=== EXERCISE ===
Determine the number of lines containing the word "marker", and state that figure alone.

[Begin AVAILABLE DATA]

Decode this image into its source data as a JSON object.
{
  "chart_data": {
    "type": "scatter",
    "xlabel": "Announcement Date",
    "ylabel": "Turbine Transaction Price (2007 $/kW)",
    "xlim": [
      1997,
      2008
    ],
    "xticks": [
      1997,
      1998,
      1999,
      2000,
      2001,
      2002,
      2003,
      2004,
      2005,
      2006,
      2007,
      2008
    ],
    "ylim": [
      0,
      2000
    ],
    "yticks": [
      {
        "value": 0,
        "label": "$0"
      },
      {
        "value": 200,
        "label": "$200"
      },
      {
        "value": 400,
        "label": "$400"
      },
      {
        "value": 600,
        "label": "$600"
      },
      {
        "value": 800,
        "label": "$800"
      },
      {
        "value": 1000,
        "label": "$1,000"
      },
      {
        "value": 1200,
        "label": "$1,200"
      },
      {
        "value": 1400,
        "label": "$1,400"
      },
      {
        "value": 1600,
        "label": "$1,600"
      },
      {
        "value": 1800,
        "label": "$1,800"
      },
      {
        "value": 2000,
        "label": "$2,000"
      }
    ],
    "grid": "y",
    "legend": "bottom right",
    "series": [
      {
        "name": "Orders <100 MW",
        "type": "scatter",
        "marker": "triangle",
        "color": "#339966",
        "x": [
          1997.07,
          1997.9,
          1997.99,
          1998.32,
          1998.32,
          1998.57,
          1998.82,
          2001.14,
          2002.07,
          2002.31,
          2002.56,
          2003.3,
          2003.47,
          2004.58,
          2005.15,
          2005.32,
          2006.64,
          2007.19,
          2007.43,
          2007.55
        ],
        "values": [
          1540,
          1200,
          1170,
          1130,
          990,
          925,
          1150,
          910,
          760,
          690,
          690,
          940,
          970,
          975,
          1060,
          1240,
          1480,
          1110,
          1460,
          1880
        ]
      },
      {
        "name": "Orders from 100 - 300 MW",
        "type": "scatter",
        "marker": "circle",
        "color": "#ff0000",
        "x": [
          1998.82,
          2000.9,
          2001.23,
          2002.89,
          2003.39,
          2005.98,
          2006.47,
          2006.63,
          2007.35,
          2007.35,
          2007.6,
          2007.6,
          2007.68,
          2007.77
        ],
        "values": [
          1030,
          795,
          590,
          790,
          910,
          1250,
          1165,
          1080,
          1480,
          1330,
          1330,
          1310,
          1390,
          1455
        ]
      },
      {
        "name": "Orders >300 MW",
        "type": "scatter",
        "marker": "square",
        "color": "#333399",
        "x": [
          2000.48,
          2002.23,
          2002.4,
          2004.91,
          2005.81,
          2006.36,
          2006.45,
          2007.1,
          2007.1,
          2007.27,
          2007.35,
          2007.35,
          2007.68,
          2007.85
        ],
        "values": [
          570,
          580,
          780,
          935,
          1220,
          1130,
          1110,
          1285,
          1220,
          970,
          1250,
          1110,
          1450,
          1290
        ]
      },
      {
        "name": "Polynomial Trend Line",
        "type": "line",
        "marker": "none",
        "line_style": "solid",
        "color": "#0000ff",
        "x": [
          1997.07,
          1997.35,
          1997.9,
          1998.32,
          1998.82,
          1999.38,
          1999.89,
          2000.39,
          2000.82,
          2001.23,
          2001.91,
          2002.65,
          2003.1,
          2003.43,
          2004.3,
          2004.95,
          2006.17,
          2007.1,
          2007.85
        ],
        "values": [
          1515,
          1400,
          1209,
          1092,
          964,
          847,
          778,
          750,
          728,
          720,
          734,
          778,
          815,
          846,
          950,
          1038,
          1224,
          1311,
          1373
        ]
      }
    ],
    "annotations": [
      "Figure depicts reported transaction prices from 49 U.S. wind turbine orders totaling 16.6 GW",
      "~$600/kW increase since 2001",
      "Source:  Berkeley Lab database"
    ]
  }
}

[End AVAILABLE DATA]

=== EXERCISE ANSWER ===
4